— START OF The data —

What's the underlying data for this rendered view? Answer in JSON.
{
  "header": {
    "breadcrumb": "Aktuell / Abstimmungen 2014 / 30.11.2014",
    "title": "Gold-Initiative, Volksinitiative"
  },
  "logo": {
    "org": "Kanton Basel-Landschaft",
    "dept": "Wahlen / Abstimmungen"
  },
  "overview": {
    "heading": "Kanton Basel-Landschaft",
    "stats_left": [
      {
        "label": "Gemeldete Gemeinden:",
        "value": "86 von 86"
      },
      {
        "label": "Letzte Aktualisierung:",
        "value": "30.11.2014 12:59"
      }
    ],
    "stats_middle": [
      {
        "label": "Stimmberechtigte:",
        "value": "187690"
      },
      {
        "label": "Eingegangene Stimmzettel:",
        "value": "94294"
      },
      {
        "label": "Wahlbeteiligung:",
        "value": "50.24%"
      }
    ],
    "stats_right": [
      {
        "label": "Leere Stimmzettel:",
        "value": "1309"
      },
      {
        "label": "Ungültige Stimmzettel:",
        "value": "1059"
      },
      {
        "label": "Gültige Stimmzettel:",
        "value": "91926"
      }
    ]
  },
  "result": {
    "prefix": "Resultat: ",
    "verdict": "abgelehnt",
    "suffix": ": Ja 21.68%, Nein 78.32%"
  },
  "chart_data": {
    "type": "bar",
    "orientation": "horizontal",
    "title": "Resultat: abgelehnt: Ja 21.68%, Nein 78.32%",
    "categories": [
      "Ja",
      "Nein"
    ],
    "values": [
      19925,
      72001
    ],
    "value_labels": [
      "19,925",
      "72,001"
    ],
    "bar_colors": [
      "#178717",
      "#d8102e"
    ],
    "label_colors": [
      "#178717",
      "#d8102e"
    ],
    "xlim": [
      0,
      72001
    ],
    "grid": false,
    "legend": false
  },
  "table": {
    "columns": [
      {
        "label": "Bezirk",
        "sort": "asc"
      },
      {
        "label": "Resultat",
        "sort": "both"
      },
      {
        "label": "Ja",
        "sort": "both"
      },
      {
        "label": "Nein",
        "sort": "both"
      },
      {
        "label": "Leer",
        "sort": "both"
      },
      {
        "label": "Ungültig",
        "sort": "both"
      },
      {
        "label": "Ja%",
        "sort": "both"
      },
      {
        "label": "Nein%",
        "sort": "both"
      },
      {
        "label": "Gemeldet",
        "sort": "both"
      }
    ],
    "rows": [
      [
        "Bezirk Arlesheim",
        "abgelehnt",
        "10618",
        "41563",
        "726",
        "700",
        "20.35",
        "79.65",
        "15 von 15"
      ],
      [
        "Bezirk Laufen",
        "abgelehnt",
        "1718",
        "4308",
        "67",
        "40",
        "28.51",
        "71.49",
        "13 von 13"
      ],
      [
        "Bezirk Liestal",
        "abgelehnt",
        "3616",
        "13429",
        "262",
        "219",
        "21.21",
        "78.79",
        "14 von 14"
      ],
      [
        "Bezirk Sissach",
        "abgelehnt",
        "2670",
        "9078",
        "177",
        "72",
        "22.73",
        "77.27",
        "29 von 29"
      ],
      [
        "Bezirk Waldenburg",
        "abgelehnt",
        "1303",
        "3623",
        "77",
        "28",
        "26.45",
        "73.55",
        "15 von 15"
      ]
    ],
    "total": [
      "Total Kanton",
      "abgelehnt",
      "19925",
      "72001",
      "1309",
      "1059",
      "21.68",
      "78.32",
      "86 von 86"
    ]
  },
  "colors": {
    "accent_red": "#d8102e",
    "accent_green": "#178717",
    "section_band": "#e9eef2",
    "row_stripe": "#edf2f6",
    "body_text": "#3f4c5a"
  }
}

— END OF The data —

**What to work on**
Give the number of lines in the records that contain the string "Kanton", with no other output.

**Reply to the exercise**
3